EXERCISE DETAILS:
Of the lines in this material, how many contain "amplitude"? Answer with a single number only.

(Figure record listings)
※ ※ ※
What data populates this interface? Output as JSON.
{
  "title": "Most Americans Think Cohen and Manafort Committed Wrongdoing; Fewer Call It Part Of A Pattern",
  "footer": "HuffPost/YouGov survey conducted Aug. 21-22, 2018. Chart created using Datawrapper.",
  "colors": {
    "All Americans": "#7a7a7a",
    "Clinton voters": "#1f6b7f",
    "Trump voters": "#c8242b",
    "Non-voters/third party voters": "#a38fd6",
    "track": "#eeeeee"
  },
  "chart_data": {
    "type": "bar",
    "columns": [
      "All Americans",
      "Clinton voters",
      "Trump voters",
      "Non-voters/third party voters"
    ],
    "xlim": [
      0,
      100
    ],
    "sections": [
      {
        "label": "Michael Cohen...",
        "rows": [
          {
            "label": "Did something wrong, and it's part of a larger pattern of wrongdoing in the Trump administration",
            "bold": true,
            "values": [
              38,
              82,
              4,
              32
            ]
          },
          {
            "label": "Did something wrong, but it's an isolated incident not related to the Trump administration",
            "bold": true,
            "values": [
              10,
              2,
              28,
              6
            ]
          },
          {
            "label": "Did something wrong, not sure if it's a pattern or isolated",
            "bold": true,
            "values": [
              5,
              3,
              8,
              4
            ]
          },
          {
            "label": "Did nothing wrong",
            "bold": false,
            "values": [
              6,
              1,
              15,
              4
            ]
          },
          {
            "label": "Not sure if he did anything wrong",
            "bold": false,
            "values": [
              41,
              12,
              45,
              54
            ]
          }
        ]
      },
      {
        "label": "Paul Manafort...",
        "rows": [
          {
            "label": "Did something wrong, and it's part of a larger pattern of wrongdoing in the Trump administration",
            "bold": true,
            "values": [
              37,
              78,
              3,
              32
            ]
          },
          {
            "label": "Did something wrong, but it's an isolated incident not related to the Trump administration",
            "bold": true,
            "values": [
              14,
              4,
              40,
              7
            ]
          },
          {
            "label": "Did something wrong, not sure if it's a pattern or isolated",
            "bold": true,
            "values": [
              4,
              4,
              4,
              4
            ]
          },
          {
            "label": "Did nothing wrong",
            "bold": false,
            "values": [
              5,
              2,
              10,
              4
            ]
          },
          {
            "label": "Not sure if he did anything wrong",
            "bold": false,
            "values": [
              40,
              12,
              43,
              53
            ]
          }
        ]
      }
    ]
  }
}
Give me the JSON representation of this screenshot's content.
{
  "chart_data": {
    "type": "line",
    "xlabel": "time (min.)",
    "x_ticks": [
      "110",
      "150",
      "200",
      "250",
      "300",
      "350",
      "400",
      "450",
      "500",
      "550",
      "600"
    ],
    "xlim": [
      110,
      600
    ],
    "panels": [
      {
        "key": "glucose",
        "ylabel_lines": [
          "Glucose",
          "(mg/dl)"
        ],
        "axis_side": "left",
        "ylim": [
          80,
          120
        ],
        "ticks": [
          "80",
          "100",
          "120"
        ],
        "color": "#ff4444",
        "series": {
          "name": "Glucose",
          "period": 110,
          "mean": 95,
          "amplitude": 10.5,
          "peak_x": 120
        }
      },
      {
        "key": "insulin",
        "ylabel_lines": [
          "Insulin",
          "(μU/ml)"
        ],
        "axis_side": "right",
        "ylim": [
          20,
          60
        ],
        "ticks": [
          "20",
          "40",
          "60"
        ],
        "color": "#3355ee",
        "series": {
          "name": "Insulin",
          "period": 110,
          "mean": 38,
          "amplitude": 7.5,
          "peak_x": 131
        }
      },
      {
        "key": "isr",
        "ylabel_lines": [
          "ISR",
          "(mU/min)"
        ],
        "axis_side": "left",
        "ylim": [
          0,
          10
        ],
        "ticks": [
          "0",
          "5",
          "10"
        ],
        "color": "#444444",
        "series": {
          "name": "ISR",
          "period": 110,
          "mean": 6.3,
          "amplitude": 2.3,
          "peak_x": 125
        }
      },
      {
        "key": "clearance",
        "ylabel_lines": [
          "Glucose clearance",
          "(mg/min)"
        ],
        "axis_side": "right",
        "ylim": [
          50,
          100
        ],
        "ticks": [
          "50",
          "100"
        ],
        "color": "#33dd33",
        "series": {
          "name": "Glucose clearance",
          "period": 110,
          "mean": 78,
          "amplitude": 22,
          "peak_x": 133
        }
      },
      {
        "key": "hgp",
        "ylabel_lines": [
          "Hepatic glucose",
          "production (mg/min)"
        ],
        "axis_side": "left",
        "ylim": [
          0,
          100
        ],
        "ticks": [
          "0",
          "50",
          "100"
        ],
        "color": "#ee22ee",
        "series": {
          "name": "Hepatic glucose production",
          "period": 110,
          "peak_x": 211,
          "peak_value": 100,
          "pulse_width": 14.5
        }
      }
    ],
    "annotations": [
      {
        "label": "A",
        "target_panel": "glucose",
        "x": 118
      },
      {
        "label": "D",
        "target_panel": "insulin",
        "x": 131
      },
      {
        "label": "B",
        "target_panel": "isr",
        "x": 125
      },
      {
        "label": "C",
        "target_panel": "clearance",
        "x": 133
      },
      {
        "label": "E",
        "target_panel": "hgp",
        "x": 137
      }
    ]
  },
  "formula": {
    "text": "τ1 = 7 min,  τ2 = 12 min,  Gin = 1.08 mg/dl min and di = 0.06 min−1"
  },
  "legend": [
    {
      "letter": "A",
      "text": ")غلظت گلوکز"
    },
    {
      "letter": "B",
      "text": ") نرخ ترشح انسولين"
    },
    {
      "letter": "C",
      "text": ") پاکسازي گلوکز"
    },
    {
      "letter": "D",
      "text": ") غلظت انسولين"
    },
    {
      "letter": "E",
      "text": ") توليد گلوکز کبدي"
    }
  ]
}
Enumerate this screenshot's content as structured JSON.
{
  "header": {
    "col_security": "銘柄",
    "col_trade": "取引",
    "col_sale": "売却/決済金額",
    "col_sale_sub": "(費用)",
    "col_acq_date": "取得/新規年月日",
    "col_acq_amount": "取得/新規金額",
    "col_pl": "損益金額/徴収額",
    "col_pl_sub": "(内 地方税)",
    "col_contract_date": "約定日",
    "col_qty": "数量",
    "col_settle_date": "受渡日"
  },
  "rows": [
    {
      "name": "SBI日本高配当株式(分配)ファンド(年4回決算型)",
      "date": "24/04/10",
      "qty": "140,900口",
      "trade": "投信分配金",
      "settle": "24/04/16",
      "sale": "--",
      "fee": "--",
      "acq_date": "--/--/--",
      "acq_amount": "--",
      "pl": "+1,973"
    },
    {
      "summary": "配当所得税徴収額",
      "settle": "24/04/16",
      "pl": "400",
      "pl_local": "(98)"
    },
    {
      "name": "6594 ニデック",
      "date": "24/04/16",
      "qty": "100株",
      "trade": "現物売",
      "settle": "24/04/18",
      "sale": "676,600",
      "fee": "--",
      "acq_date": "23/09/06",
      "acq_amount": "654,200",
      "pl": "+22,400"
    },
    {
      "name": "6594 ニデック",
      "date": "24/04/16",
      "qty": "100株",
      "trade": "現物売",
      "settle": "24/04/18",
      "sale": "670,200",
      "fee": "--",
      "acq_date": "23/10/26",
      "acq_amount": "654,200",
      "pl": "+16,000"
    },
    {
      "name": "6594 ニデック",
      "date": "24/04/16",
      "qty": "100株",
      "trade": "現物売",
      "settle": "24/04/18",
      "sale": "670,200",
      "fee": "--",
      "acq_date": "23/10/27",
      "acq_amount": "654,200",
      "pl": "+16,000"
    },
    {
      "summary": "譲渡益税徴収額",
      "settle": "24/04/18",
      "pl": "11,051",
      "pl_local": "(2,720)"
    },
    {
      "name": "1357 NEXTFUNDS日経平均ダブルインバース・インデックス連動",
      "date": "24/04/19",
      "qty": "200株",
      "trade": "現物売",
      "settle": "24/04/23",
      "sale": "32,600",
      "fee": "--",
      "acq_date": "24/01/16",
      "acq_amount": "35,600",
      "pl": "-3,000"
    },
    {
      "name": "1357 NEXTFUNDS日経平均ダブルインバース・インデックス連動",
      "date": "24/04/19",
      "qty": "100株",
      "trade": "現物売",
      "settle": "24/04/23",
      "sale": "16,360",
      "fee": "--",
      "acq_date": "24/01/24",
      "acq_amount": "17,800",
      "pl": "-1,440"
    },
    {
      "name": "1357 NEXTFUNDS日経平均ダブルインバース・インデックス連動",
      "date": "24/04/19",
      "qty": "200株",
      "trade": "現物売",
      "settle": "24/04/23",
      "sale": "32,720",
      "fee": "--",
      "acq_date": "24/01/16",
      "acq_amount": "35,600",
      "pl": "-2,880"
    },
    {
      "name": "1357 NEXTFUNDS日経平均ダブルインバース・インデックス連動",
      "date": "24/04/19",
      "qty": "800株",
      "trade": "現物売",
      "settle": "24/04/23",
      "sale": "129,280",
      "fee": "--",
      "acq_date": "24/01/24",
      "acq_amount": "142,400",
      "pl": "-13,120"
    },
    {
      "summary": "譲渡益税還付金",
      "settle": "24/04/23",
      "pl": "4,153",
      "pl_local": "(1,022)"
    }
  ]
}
※ ※ ※
WRITTEN SOLUTION:
4